##### Task input

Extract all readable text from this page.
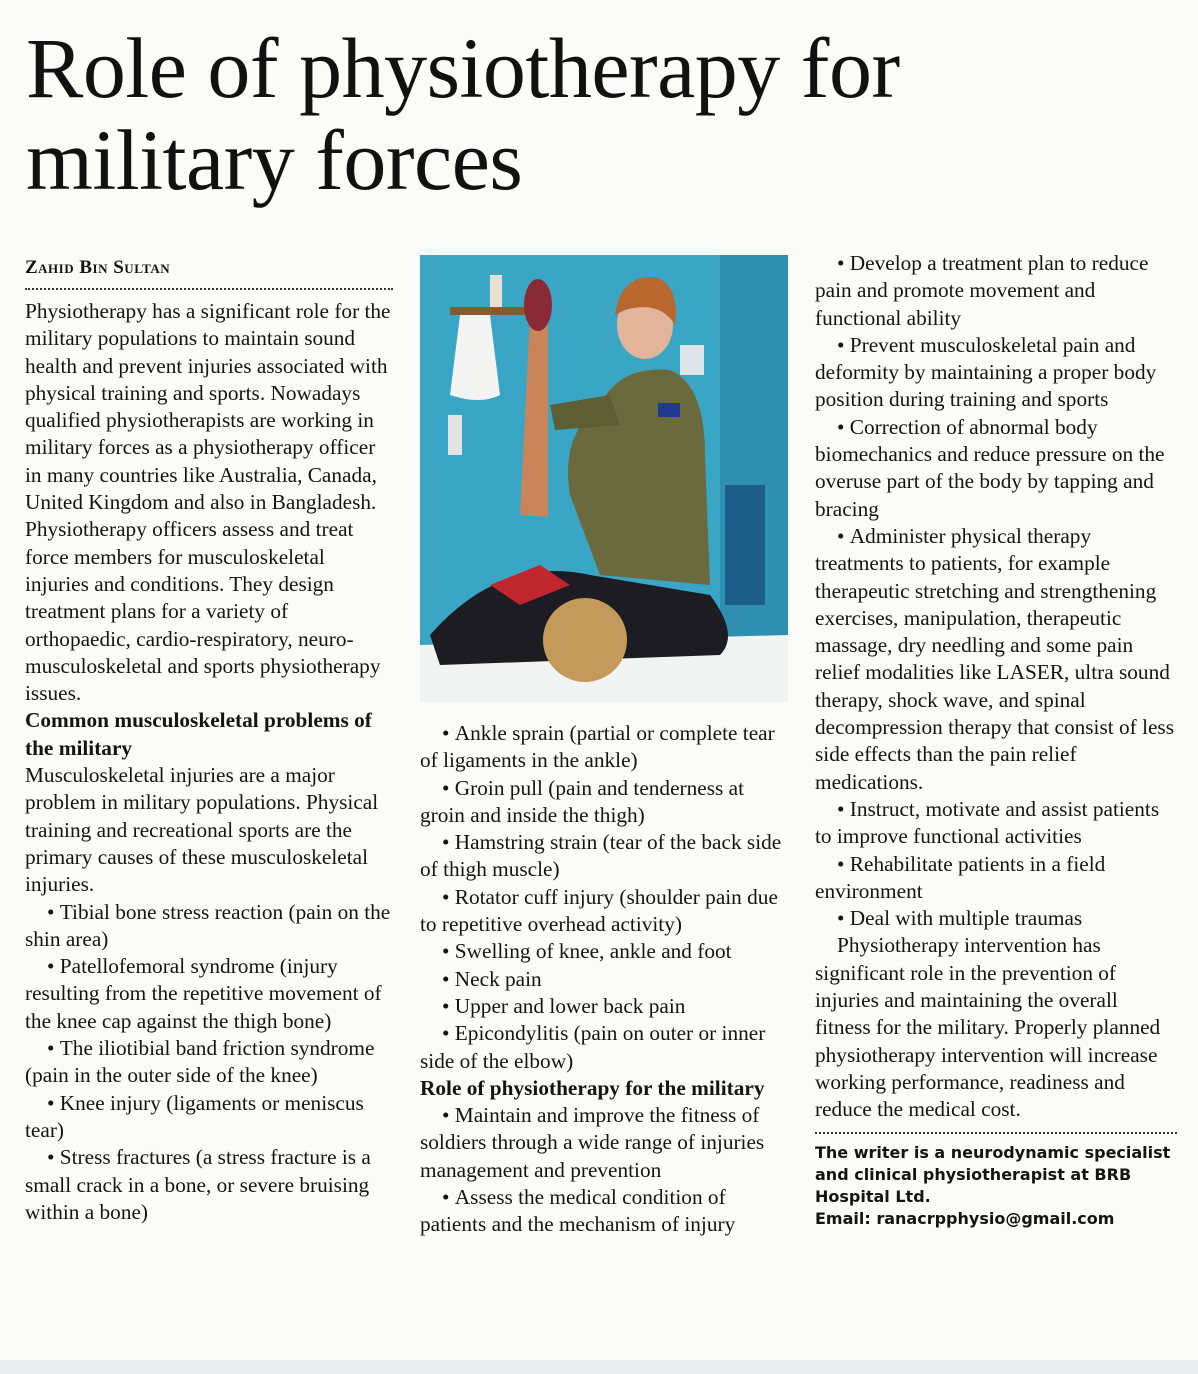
Role of physiotherapy for military forces
Zahid Bin Sultan

Physiotherapy has a significant role for the military populations to maintain sound health and prevent injuries associated with physical training and sports. Nowadays qualified physiotherapists are working in military forces as a physiotherapy officer in many countries like Australia, Canada, United Kingdom and also in Bangladesh. Physiotherapy officers assess and treat force members for musculoskeletal injuries and conditions. They design treatment plans for a variety of orthopaedic, cardio-respiratory, neuro-musculoskeletal and sports physiotherapy issues.

Common musculoskeletal problems of the military

Musculoskeletal injuries are a major problem in military populations. Physical training and recreational sports are the primary causes of these musculoskeletal injuries.

• Tibial bone stress reaction (pain on the shin area)
• Patellofemoral syndrome (injury resulting from the repetitive movement of the knee cap against the thigh bone)
• The iliotibial band friction syndrome (pain in the outer side of the knee)
• Knee injury (ligaments or meniscus tear)
• Stress fractures (a stress fracture is a small crack in a bone, or severe bruising within a bone)
• Ankle sprain (partial or complete tear of ligaments in the ankle)
• Groin pull (pain and tenderness at groin and inside the thigh)
• Hamstring strain (tear of the back side of thigh muscle)
• Rotator cuff injury (shoulder pain due to repetitive overhead activity)
• Swelling of knee, ankle and foot
• Neck pain
• Upper and lower back pain
• Epicondylitis (pain on outer or inner side of the elbow)

Role of physiotherapy for the military

• Maintain and improve the fitness of soldiers through a wide range of injuries management and prevention
• Assess the medical condition of patients and the mechanism of injury
• Develop a treatment plan to reduce pain and promote movement and functional ability
• Prevent musculoskeletal pain and deformity by maintaining a proper body position during training and sports
• Correction of abnormal body biomechanics and reduce pressure on the overuse part of the body by tapping and bracing
• Administer physical therapy treatments to patients, for example therapeutic stretching and strengthening exercises, manipulation, therapeutic massage, dry needling and some pain relief modalities like LASER, ultra sound therapy, shock wave, and spinal decompression therapy that consist of less side effects than the pain relief medications.
• Instruct, motivate and assist patients to improve functional activities
• Rehabilitate patients in a field environment
• Deal with multiple traumas

Physiotherapy intervention has significant role in the prevention of injuries and maintaining the overall fitness for the military. Properly planned physiotherapy intervention will increase working performance, readiness and reduce the medical cost.

The writer is a neurodynamic specialist and clinical physiotherapist at BRB Hospital Ltd.
Email: ranacrpphysio@gmail.com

##########

▸ Try it
Each line of the data above should be reproduced without alteration, and no picture should appear in the copy.

▸ Response
Extract all readable text from this page.
Role of physiotherapy for military forces
Zahid Bin Sultan

Physiotherapy has a significant role for the military populations to maintain sound health and prevent injuries associated with physical training and sports. Nowadays qualified physiotherapists are working in military forces as a physiotherapy officer in many countries like Australia, Canada, United Kingdom and also in Bangladesh. Physiotherapy officers assess and treat force members for musculoskeletal injuries and conditions. They design treatment plans for a variety of orthopaedic, cardio-respiratory, neuro-musculoskeletal and sports physiotherapy issues.

Common musculoskeletal problems of the military

Musculoskeletal injuries are a major problem in military populations. Physical training and recreational sports are the primary causes of these musculoskeletal injuries.

• Tibial bone stress reaction (pain on the shin area)
• Patellofemoral syndrome (injury resulting from the repetitive movement of the knee cap against the thigh bone)
• The iliotibial band friction syndrome (pain in the outer side of the knee)
• Knee injury (ligaments or meniscus tear)
• Stress fractures (a stress fracture is a small crack in a bone, or severe bruising within a bone)
• Ankle sprain (partial or complete tear of ligaments in the ankle)
• Groin pull (pain and tenderness at groin and inside the thigh)
• Hamstring strain (tear of the back side of thigh muscle)
• Rotator cuff injury (shoulder pain due to repetitive overhead activity)
• Swelling of knee, ankle and foot
• Neck pain
• Upper and lower back pain
• Epicondylitis (pain on outer or inner side of the elbow)

Role of physiotherapy for the military

• Maintain and improve the fitness of soldiers through a wide range of injuries management and prevention
• Assess the medical condition of patients and the mechanism of injury
• Develop a treatment plan to reduce pain and promote movement and functional ability
• Prevent musculoskeletal pain and deformity by maintaining a proper body position during training and sports
• Correction of abnormal body biomechanics and reduce pressure on the overuse part of the body by tapping and bracing
• Administer physical therapy treatments to patients, for example therapeutic stretching and strengthening exercises, manipulation, therapeutic massage, dry needling and some pain relief modalities like LASER, ultra sound therapy, shock wave, and spinal decompression therapy that consist of less side effects than the pain relief medications.
• Instruct, motivate and assist patients to improve functional activities
• Rehabilitate patients in a field environment
• Deal with multiple traumas

Physiotherapy intervention has significant role in the prevention of injuries and maintaining the overall fitness for the military. Properly planned physiotherapy intervention will increase working performance, readiness and reduce the medical cost.

The writer is a neurodynamic specialist and clinical physiotherapist at BRB Hospital Ltd.
Email: ranacrpphysio@gmail.com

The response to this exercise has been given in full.